Aim of the exercise: From the entries below, gather every line containing the string "gauge".

--- START Records provided ---

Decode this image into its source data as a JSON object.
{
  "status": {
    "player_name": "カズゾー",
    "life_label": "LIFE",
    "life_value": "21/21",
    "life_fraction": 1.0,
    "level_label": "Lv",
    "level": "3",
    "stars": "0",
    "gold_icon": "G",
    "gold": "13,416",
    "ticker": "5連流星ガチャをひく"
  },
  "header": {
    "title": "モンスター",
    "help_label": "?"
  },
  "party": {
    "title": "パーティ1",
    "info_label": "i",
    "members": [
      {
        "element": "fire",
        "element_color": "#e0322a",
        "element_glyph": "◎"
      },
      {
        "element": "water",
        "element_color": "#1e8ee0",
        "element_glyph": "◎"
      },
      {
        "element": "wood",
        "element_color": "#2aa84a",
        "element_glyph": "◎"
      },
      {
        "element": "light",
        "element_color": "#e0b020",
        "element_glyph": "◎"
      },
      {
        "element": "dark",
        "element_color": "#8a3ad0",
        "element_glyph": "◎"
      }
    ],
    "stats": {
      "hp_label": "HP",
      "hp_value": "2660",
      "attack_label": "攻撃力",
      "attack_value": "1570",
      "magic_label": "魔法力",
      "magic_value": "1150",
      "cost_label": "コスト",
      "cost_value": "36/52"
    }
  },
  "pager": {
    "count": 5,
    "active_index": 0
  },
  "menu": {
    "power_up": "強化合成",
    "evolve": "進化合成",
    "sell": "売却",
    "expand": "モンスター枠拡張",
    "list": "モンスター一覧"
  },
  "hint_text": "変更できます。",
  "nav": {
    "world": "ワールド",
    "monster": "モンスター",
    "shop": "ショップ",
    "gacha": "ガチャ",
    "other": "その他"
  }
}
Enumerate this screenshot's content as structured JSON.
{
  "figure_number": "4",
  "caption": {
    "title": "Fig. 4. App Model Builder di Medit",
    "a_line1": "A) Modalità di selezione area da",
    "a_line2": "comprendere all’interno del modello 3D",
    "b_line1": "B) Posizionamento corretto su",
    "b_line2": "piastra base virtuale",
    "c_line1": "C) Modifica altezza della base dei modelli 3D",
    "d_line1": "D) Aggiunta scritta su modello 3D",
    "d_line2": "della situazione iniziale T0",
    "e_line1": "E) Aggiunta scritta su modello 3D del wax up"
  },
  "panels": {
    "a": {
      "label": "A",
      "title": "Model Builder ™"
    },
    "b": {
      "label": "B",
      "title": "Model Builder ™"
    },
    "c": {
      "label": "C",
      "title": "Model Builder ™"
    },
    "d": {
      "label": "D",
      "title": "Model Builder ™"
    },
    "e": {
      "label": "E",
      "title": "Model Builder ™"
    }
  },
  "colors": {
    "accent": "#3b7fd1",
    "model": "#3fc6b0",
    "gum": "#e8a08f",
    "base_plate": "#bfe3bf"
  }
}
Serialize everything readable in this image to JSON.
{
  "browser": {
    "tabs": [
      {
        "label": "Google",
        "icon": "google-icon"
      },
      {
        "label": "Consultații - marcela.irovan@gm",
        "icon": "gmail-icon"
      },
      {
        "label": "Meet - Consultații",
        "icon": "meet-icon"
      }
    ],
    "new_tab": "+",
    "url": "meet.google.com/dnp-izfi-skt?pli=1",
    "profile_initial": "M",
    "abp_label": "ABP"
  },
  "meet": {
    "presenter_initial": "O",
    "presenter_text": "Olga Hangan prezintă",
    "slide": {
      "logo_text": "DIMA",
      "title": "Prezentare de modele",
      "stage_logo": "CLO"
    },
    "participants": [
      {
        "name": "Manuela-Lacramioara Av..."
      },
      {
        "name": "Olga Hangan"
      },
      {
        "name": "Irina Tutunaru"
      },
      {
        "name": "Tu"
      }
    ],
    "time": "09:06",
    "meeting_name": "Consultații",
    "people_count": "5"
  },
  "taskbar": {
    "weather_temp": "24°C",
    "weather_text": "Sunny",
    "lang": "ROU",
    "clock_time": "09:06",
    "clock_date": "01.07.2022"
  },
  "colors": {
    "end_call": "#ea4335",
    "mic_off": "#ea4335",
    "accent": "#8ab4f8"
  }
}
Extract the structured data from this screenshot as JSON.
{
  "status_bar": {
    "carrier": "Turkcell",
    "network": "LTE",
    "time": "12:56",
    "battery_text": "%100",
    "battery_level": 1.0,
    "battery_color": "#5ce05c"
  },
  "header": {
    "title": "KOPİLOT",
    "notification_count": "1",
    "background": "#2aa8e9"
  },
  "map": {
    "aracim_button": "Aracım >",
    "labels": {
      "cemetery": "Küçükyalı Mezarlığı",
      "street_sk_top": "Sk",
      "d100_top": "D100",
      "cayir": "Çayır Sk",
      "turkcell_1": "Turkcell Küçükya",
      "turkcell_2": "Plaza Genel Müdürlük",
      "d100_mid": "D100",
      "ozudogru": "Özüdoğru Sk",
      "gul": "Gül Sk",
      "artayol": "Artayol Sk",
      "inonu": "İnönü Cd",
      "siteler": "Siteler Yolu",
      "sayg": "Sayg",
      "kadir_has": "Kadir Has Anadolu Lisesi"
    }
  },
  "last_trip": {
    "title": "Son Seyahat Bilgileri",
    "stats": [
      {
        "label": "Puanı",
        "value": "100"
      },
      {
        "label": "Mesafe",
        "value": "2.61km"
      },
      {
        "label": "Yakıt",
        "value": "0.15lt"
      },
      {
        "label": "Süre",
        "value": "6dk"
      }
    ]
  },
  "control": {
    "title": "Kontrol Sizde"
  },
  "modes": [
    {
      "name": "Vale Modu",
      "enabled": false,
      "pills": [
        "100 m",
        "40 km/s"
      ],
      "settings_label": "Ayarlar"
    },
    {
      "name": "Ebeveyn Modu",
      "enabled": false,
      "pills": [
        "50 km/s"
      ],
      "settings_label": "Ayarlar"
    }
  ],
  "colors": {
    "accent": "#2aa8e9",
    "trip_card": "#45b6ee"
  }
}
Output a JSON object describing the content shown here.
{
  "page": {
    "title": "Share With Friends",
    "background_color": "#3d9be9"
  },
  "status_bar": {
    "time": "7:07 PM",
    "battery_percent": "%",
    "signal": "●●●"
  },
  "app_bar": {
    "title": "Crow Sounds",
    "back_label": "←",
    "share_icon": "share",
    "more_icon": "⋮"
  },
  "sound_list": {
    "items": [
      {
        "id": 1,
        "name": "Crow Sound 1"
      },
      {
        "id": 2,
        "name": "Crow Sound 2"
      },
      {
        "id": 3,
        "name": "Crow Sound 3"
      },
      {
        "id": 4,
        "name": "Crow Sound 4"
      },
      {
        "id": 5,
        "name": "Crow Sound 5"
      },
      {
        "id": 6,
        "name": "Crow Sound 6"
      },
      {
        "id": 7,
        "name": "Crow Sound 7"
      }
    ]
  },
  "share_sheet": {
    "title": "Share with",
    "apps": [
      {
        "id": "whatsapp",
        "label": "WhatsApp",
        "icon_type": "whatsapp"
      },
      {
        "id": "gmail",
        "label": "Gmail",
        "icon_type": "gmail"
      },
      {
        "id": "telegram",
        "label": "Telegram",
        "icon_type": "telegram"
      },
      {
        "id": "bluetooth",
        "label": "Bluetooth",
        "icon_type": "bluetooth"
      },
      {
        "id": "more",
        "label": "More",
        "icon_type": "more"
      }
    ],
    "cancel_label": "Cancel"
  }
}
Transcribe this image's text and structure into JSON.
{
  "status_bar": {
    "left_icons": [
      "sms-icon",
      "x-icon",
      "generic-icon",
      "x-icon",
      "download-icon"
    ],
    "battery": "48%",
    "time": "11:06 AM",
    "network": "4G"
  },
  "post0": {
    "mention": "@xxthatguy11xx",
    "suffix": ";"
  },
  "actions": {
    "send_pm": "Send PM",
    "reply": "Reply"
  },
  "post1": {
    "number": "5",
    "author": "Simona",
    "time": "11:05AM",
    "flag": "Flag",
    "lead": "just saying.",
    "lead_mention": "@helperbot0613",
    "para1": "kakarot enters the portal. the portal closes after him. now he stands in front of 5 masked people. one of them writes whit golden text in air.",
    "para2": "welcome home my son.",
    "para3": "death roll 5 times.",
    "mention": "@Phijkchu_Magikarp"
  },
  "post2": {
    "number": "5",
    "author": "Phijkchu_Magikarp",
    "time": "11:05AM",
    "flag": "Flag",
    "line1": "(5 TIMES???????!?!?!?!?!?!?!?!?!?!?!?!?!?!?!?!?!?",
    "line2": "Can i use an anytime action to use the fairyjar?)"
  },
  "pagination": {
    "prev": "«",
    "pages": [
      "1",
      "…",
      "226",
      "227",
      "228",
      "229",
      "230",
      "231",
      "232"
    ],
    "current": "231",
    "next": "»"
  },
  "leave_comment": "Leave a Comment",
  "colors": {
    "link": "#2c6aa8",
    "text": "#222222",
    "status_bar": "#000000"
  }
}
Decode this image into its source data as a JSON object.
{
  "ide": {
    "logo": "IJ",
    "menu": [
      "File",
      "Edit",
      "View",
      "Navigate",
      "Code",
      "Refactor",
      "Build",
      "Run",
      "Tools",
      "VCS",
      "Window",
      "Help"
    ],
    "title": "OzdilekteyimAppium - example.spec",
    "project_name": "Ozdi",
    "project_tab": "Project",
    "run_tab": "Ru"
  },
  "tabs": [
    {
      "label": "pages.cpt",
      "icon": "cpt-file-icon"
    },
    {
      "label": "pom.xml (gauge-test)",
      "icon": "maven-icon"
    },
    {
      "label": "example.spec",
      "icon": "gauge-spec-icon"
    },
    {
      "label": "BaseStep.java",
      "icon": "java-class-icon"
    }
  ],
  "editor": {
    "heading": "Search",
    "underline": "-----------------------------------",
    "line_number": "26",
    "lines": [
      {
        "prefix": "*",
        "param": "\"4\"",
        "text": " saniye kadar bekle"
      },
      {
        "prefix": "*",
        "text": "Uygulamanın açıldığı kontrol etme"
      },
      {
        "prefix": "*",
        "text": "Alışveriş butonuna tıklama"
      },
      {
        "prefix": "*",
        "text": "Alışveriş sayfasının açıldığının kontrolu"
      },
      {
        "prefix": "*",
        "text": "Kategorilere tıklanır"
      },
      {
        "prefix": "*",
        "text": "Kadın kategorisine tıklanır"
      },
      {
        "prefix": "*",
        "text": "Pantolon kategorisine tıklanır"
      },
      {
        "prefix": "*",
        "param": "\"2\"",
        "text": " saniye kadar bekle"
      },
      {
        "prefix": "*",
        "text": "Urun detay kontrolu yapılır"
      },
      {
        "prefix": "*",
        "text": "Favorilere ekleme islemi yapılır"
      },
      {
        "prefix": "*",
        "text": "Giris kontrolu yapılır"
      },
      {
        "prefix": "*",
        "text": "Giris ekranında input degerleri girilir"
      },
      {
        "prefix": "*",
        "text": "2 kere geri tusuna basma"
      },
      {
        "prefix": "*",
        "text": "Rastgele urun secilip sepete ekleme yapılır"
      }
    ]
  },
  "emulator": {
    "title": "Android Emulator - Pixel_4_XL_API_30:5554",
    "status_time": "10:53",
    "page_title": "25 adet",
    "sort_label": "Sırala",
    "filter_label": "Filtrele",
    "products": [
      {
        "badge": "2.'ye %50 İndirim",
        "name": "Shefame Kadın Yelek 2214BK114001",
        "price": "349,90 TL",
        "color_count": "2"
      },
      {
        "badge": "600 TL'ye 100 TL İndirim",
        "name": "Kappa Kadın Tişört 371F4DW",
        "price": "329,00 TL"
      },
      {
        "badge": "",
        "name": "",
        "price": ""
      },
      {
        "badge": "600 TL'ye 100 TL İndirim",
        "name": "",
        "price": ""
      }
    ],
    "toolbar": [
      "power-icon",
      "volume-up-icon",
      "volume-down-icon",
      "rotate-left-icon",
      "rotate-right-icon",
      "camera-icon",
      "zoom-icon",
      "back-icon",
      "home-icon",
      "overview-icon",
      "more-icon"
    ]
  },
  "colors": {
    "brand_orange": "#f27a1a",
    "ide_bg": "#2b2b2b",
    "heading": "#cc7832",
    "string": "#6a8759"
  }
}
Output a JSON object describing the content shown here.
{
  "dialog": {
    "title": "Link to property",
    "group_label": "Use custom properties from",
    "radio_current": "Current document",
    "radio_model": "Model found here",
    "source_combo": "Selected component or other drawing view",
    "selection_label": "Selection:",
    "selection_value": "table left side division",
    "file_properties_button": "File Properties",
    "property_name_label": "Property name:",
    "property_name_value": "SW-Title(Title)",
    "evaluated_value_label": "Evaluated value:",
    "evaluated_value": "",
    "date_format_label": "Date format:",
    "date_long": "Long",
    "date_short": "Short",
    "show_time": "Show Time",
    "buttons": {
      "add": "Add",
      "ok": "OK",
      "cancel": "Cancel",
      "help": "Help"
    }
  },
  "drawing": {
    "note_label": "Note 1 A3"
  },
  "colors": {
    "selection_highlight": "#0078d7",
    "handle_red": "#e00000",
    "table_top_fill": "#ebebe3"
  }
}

--- END Records provided ---

Exercise solution:
      "label": "pom.xml (gauge-test)",
      "icon": "gauge-spec-icon"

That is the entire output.